**EXERCISE:** Everything from the line containing "What text is on this page?" through the last line of the records below should be printed exactly, please, and nothing else.

**SOURCE MATERIAL:**
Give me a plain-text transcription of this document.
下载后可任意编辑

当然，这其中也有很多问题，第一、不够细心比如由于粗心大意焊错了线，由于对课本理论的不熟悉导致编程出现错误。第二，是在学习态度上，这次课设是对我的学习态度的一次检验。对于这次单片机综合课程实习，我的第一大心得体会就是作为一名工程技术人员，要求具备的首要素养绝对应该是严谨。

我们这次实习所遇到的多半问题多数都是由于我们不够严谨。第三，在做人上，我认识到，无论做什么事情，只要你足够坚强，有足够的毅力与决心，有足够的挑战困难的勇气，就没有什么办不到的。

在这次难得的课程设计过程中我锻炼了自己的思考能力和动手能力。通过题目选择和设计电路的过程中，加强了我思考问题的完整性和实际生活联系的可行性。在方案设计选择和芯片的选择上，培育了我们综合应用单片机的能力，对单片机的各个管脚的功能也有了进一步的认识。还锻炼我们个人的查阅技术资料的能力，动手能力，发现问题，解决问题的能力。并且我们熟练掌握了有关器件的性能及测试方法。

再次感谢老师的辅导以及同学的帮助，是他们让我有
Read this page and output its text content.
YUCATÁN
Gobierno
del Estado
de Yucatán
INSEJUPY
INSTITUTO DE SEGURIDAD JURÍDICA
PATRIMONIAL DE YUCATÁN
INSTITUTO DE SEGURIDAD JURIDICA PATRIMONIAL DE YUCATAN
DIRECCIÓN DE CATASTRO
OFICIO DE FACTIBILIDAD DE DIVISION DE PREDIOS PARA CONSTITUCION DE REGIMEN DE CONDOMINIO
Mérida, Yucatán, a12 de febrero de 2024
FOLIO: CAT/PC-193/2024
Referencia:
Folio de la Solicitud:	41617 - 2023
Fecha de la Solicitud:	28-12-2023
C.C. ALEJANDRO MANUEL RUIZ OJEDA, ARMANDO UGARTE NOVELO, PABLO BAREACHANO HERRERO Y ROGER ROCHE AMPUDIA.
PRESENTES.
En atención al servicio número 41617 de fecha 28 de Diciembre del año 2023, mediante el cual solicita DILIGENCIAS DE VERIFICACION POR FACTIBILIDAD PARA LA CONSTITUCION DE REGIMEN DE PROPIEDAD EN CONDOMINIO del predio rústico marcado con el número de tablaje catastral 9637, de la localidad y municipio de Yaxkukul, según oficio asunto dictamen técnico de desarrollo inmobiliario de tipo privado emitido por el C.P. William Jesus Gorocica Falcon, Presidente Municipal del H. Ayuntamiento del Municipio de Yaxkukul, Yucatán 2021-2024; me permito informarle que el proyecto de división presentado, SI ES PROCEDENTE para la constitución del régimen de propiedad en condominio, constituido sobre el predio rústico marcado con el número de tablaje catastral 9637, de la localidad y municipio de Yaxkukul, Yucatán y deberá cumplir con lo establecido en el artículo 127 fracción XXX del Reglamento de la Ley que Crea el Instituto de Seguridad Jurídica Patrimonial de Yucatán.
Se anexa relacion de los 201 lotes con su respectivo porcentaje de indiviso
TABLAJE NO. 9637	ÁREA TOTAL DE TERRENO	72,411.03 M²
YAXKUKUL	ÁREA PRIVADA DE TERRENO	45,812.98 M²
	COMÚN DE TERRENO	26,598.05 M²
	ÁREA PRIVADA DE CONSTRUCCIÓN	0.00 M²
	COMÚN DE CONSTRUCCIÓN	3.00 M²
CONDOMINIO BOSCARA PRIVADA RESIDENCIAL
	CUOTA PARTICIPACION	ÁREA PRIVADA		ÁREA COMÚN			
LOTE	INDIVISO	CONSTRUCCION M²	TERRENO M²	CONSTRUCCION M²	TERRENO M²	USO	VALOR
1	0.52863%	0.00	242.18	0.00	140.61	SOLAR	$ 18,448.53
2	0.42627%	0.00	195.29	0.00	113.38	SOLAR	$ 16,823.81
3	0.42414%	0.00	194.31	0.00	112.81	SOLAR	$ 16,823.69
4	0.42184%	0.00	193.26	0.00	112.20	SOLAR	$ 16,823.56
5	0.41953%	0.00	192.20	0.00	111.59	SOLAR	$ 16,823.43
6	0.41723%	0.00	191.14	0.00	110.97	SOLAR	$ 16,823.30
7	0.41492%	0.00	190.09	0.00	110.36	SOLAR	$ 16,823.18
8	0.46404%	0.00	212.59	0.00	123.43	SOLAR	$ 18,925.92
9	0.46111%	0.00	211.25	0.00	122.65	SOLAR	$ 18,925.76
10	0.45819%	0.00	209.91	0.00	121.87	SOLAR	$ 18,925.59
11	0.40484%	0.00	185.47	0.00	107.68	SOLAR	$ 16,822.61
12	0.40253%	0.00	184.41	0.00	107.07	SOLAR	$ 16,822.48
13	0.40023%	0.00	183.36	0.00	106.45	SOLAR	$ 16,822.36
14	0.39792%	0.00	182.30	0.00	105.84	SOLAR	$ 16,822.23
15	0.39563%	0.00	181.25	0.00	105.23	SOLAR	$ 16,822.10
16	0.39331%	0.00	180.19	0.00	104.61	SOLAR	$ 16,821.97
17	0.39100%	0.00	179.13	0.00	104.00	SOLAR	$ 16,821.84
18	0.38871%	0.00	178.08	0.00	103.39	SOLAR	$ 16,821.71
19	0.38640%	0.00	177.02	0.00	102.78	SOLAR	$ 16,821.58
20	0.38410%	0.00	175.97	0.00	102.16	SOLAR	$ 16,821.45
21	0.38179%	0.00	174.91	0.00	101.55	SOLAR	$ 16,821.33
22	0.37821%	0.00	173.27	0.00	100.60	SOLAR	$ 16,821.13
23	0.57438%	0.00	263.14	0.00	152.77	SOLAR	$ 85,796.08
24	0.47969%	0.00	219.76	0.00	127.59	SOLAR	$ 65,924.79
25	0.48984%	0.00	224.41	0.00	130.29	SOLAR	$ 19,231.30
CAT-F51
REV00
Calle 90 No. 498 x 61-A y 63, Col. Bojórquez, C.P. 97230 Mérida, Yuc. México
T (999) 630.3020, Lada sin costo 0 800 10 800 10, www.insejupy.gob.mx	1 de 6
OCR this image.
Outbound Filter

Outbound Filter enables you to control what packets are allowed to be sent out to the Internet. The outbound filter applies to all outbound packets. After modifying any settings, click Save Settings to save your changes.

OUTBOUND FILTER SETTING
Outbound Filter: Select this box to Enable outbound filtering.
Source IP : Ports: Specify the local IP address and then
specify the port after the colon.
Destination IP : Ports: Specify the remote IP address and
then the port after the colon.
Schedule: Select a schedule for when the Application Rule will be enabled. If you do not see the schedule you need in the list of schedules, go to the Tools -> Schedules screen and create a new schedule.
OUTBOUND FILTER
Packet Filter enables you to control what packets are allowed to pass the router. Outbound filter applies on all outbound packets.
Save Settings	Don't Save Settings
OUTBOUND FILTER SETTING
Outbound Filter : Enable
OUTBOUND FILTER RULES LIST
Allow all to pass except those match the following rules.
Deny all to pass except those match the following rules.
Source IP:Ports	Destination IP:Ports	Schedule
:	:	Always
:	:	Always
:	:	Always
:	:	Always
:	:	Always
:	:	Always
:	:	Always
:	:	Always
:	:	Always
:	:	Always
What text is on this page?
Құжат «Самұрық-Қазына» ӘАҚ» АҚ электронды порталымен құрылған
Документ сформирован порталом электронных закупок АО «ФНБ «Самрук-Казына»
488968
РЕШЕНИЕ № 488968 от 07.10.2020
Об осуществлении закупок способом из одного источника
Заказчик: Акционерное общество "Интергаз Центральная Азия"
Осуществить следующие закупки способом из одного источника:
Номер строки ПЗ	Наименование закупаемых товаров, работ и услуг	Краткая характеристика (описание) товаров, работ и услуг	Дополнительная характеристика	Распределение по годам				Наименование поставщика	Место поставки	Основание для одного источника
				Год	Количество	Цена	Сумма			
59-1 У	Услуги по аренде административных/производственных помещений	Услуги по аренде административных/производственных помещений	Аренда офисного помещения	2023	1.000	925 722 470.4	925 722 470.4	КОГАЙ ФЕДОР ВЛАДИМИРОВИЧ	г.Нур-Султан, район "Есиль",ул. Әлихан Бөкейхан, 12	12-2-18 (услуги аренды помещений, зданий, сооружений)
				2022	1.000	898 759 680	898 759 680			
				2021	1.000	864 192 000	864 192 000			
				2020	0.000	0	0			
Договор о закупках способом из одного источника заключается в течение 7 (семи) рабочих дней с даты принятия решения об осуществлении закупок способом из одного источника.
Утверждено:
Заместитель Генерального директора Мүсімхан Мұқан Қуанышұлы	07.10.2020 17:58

**SOLUTION TO THE PROBLEM:**
What text is on this page?
Құжат «Самұрық-Қазына» ӘАҚ» АҚ электронды порталымен құрылған
Документ сформирован порталом электронных закупок АО «ФНБ «Самрук-Казына»
488968
РЕШЕНИЕ № 488968 от 07.10.2020
Об осуществлении закупок способом из одного источника
Заказчик: Акционерное общество "Интергаз Центральная Азия"
Осуществить следующие закупки способом из одного источника:
Номер строки ПЗ	Наименование закупаемых товаров, работ и услуг	Краткая характеристика (описание) товаров, работ и услуг	Дополнительная характеристика	Распределение по годам				Наименование поставщика	Место поставки	Основание для одного источника
				Год	Количество	Цена	Сумма			
59-1 У	Услуги по аренде административных/производственных помещений	Услуги по аренде административных/производственных помещений	Аренда офисного помещения	2023	1.000	925 722 470.4	925 722 470.4	КОГАЙ ФЕДОР ВЛАДИМИРОВИЧ	г.Нур-Султан, район "Есиль",ул. Әлихан Бөкейхан, 12	12-2-18 (услуги аренды помещений, зданий, сооружений)
				2022	1.000	898 759 680	898 759 680			
				2021	1.000	864 192 000	864 192 000			
				2020	0.000	0	0			
Договор о закупках способом из одного источника заключается в течение 7 (семи) рабочих дней с даты принятия решения об осуществлении закупок способом из одного источника.
Утверждено:
Заместитель Генерального директора Мүсімхан Мұқан Қуанышұлы	07.10.2020 17:58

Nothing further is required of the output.